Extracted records

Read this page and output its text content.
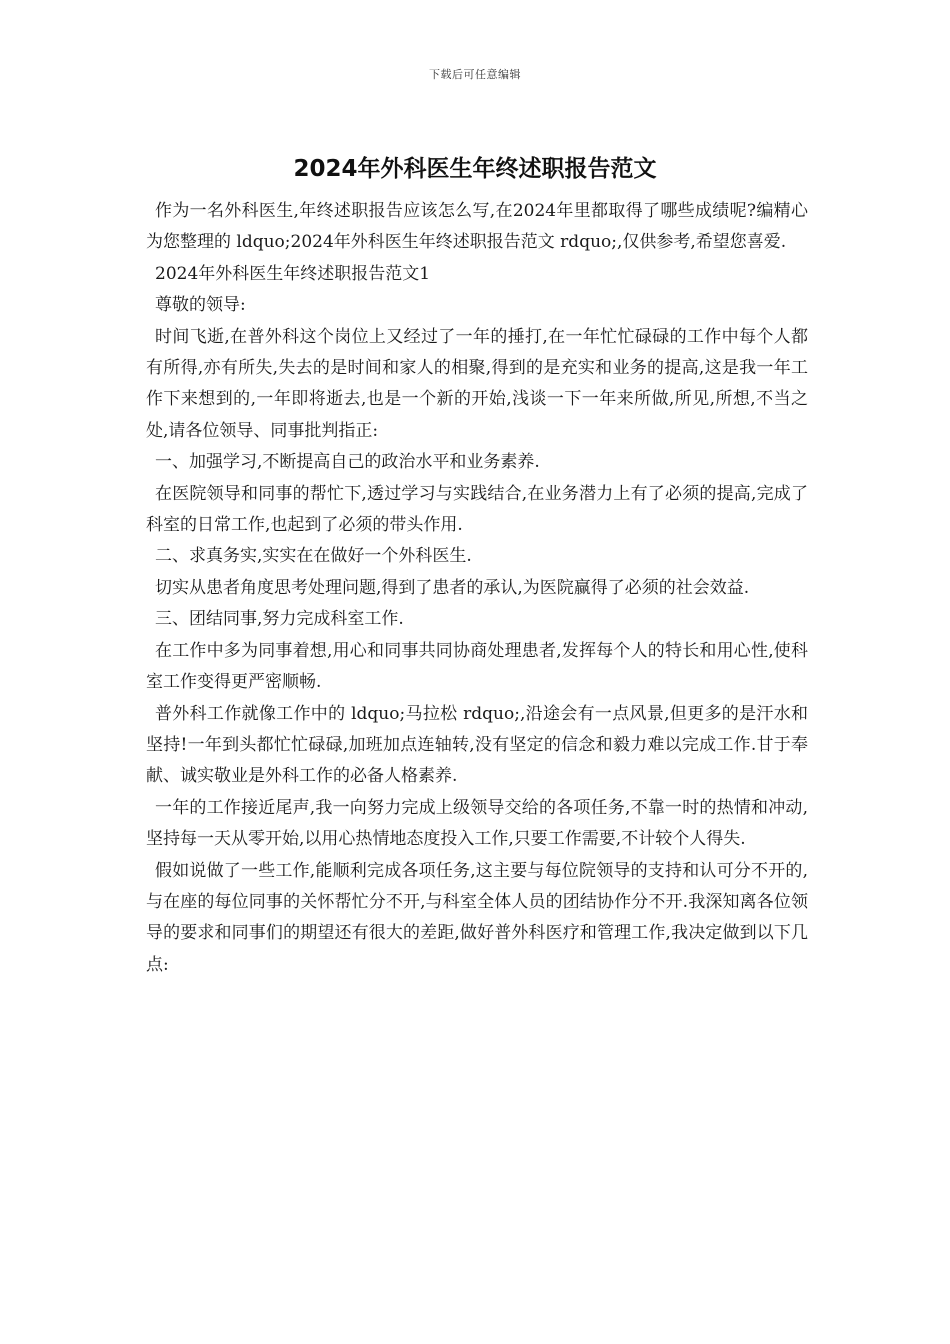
下载后可任意编辑
2024年外科医生年终述职报告范文

作为一名外科医生,年终述职报告应该怎么写,在2024年里都取得了哪些成绩呢?编精心为您整理的 ldquo;2024年外科医生年终述职报告范文 rdquo;,仅供参考,希望您喜爱.

2024年外科医生年终述职报告范文1

尊敬的领导:

时间飞逝,在普外科这个岗位上又经过了一年的捶打,在一年忙忙碌碌的工作中每个人都有所得,亦有所失,失去的是时间和家人的相聚,得到的是充实和业务的提高,这是我一年工作下来想到的,一年即将逝去,也是一个新的开始,浅谈一下一年来所做,所见,所想,不当之处,请各位领导、同事批判指正:

一、加强学习,不断提高自己的政治水平和业务素养.

在医院领导和同事的帮忙下,透过学习与实践结合,在业务潜力上有了必须的提高,完成了科室的日常工作,也起到了必须的带头作用.

二、求真务实,实实在在做好一个外科医生.

切实从患者角度思考处理问题,得到了患者的承认,为医院赢得了必须的社会效益.

三、团结同事,努力完成科室工作.

在工作中多为同事着想,用心和同事共同协商处理患者,发挥每个人的特长和用心性,使科室工作变得更严密顺畅.

普外科工作就像工作中的 ldquo;马拉松 rdquo;,沿途会有一点风景,但更多的是汗水和坚持!一年到头都忙忙碌碌,加班加点连轴转,没有坚定的信念和毅力难以完成工作.甘于奉献、诚实敬业是外科工作的必备人格素养.

一年的工作接近尾声,我一向努力完成上级领导交给的各项任务,不靠一时的热情和冲动,坚持每一天从零开始,以用心热情地态度投入工作,只要工作需要,不计较个人得失.

假如说做了一些工作,能顺利完成各项任务,这主要与每位院领导的支持和认可分不开的,与在座的每位同事的关怀帮忙分不开,与科室全体人员的团结协作分不开.我深知离各位领导的要求和同事们的期望还有很大的差距,做好普外科医疗和管理工作,我决定做到以下几点:
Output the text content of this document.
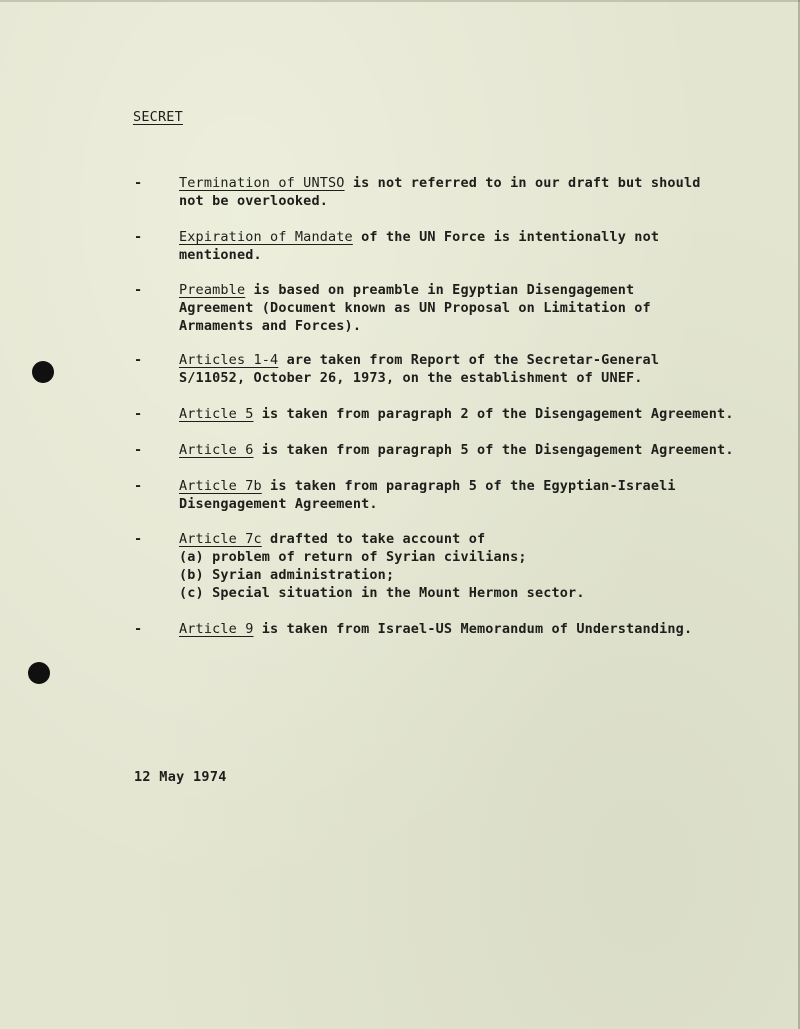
SECRET
-	Termination of UNTSO is not referred to in our draft but should
not be overlooked.
-	Expiration of Mandate of the UN Force is intentionally not
mentioned.
-	Preamble is based on preamble in Egyptian Disengagement
Agreement (Document known as UN Proposal on Limitation of
Armaments and Forces).
-	Articles 1-4 are taken from Report of the Secretar-General
S/11052, October 26, 1973, on the establishment of UNEF.
-	Article 5 is taken from paragraph 2 of the Disengagement Agreement.
-	Article 6 is taken from paragraph 5 of the Disengagement Agreement.
-	Article 7b is taken from paragraph 5 of the Egyptian-Israeli
Disengagement Agreement.
-	Article 7c drafted to take account of

(a) problem of return of Syrian civilians;
(b) Syrian administration;
(c) Special situation in the Mount Hermon sector.
-	Article 9 is taken from Israel-US Memorandum of Understanding.
12 May 1974
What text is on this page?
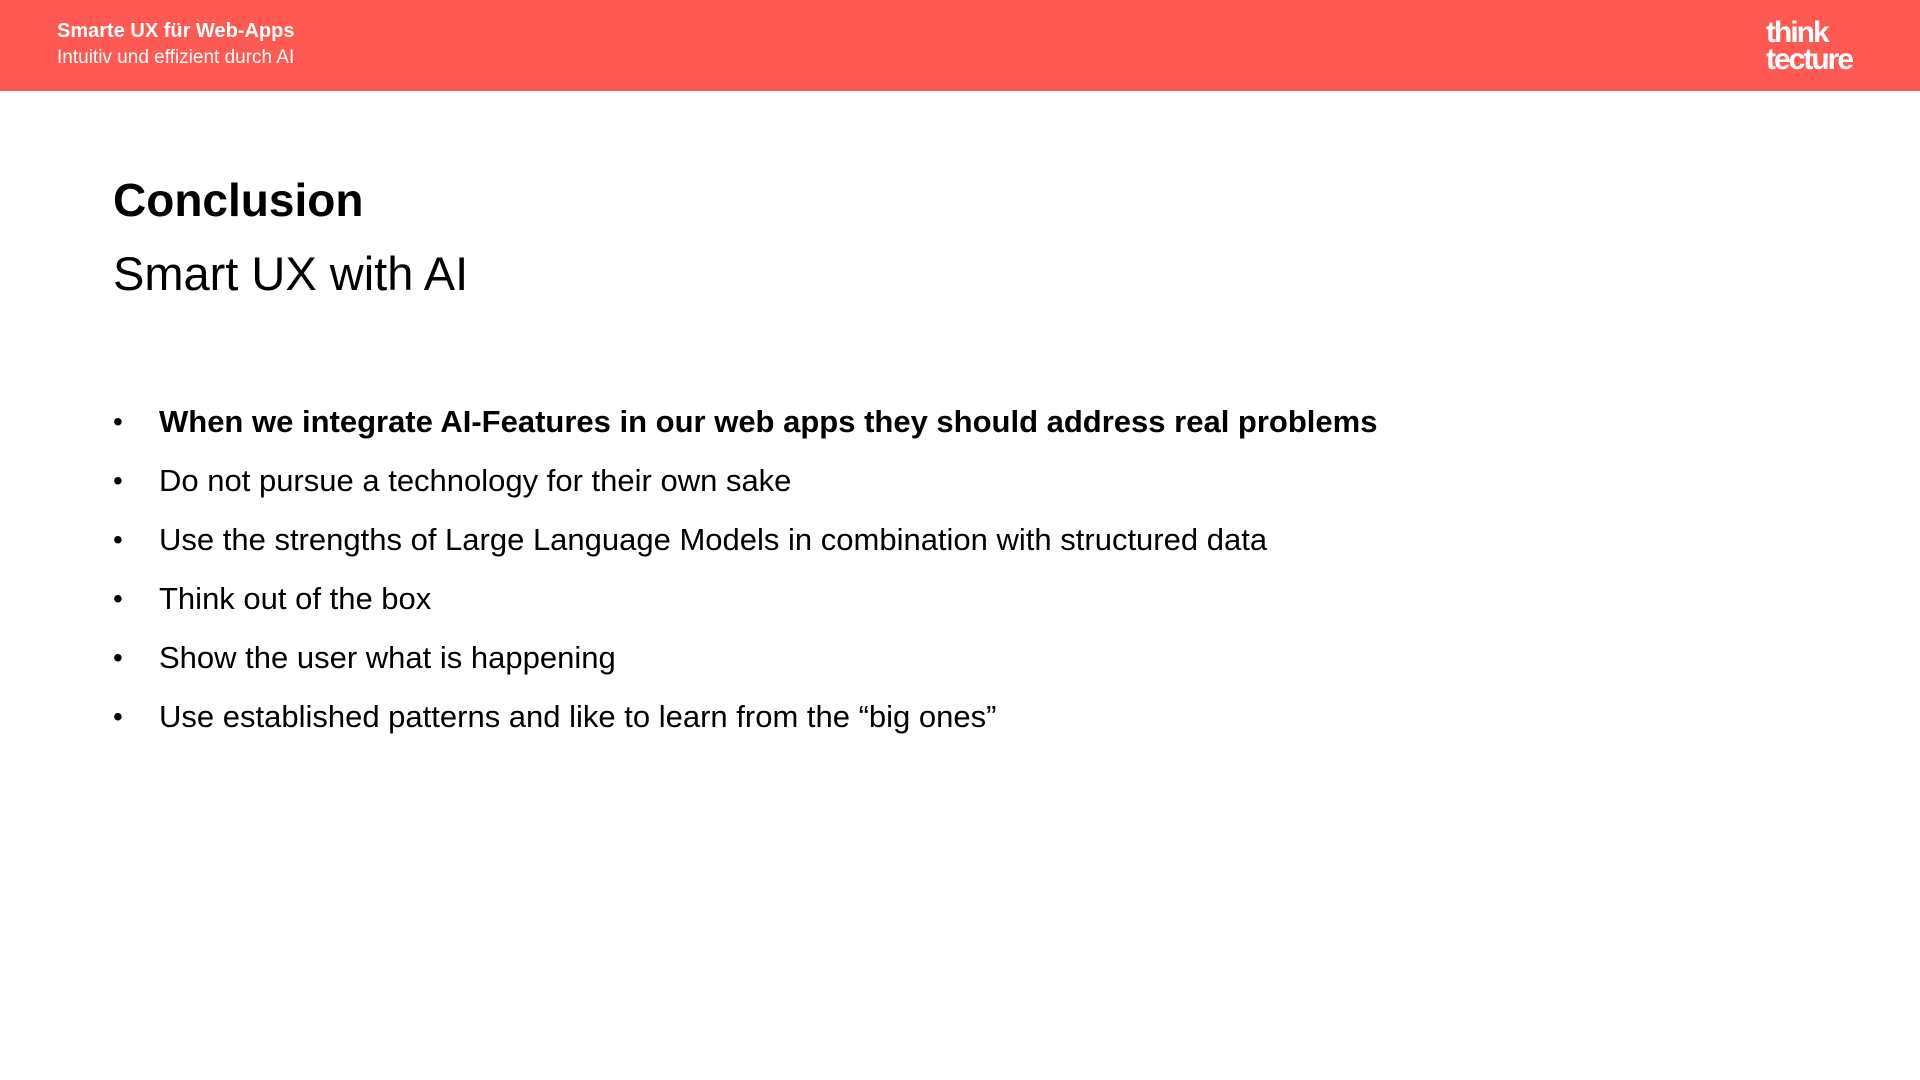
Smarte UX für Web-Apps
Intuitiv und effizient durch AI
think
tecture
Conclusion
Smart UX with AI
• When we integrate AI-Features in our web apps they should address real problems
• Do not pursue a technology for their own sake
• Use the strengths of Large Language Models in combination with structured data
• Think out of the box
• Show the user what is happening
• Use established patterns and like to learn from the “big ones”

● TASK: Write out each line again precisely as it appears, skipping every picture.

● REPLY:
Read this page and output its text content.
下载后可任意编辑
2024年外科医生年终述职报告范文

作为一名外科医生,年终述职报告应该怎么写,在2024年里都取得了哪些成绩呢?编精心为您整理的 ldquo;2024年外科医生年终述职报告范文 rdquo;,仅供参考,希望您喜爱.

2024年外科医生年终述职报告范文1

尊敬的领导:

时间飞逝,在普外科这个岗位上又经过了一年的捶打,在一年忙忙碌碌的工作中每个人都有所得,亦有所失,失去的是时间和家人的相聚,得到的是充实和业务的提高,这是我一年工作下来想到的,一年即将逝去,也是一个新的开始,浅谈一下一年来所做,所见,所想,不当之处,请各位领导、同事批判指正:

一、加强学习,不断提高自己的政治水平和业务素养.

在医院领导和同事的帮忙下,透过学习与实践结合,在业务潜力上有了必须的提高,完成了科室的日常工作,也起到了必须的带头作用.

二、求真务实,实实在在做好一个外科医生.

切实从患者角度思考处理问题,得到了患者的承认,为医院赢得了必须的社会效益.

三、团结同事,努力完成科室工作.

在工作中多为同事着想,用心和同事共同协商处理患者,发挥每个人的特长和用心性,使科室工作变得更严密顺畅.

普外科工作就像工作中的 ldquo;马拉松 rdquo;,沿途会有一点风景,但更多的是汗水和坚持!一年到头都忙忙碌碌,加班加点连轴转,没有坚定的信念和毅力难以完成工作.甘于奉献、诚实敬业是外科工作的必备人格素养.

一年的工作接近尾声,我一向努力完成上级领导交给的各项任务,不靠一时的热情和冲动,坚持每一天从零开始,以用心热情地态度投入工作,只要工作需要,不计较个人得失.

假如说做了一些工作,能顺利完成各项任务,这主要与每位院领导的支持和认可分不开的,与在座的每位同事的关怀帮忙分不开,与科室全体人员的团结协作分不开.我深知离各位领导的要求和同事们的期望还有很大的差距,做好普外科医疗和管理工作,我决定做到以下几点:
Output the text content of this document.
SECRET
-	Termination of UNTSO is not referred to in our draft but should
not be overlooked.
-	Expiration of Mandate of the UN Force is intentionally not
mentioned.
-	Preamble is based on preamble in Egyptian Disengagement
Agreement (Document known as UN Proposal on Limitation of
Armaments and Forces).
-	Articles 1-4 are taken from Report of the Secretar-General
S/11052, October 26, 1973, on the establishment of UNEF.
-	Article 5 is taken from paragraph 2 of the Disengagement Agreement.
-	Article 6 is taken from paragraph 5 of the Disengagement Agreement.
-	Article 7b is taken from paragraph 5 of the Egyptian-Israeli
Disengagement Agreement.
-	Article 7c drafted to take account of

(a) problem of return of Syrian civilians;
(b) Syrian administration;
(c) Special situation in the Mount Hermon sector.
-	Article 9 is taken from Israel-US Memorandum of Understanding.
12 May 1974
What text is on this page?
Smarte UX für Web-Apps
Intuitiv und effizient durch AI
think
tecture
Conclusion
Smart UX with AI
• When we integrate AI-Features in our web apps they should address real problems
• Do not pursue a technology for their own sake
• Use the strengths of Large Language Models in combination with structured data
• Think out of the box
• Show the user what is happening
• Use established patterns and like to learn from the “big ones”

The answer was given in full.